* **Stated problem**:
Extract all lines in the data that contain the word "населенных".

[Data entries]
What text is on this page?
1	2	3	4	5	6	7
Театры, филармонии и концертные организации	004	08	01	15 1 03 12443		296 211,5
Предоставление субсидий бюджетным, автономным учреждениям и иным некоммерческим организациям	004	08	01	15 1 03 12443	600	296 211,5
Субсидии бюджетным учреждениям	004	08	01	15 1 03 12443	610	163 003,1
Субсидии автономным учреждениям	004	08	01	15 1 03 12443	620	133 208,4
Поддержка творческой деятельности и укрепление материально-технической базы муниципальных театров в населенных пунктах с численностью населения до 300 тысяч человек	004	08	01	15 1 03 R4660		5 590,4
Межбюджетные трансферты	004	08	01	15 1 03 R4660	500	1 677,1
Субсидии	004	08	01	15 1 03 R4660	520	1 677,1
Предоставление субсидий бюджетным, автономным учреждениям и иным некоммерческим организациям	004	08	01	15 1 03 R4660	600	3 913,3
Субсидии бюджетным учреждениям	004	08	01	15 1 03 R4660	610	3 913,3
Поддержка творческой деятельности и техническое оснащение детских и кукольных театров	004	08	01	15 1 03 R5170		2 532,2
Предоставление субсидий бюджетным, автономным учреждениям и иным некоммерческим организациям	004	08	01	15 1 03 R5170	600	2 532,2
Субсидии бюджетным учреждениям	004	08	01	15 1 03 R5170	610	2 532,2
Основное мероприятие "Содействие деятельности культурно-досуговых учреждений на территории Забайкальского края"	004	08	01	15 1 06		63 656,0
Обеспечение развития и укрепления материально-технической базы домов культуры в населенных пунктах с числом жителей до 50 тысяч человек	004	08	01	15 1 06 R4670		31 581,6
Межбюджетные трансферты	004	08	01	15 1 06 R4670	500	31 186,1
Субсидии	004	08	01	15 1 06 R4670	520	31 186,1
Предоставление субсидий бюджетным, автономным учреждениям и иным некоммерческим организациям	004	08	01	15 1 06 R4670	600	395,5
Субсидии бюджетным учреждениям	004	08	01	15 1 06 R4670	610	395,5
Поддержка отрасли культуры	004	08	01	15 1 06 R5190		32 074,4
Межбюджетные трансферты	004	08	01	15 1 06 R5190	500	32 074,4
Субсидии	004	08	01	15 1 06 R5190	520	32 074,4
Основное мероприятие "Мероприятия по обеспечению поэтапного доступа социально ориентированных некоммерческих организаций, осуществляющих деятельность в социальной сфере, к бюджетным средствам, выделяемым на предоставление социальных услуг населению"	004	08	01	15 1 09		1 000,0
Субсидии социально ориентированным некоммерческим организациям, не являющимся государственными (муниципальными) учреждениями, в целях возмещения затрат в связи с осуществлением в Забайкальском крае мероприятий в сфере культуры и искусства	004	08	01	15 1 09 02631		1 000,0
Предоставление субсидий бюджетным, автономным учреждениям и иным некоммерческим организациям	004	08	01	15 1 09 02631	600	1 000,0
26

* **Worked solution**:
Поддержка творческой деятельности и укрепление материально-технической базы муниципальных театров в населенных пунктах с численностью населения до 300 тысяч человек	004	08	01	15 1 03 R4660		5 590,4
Обеспечение развития и укрепления материально-технической базы домов культуры в населенных пунктах с числом жителей до 50 тысяч человек	004	08	01	15 1 06 R4670		31 581,6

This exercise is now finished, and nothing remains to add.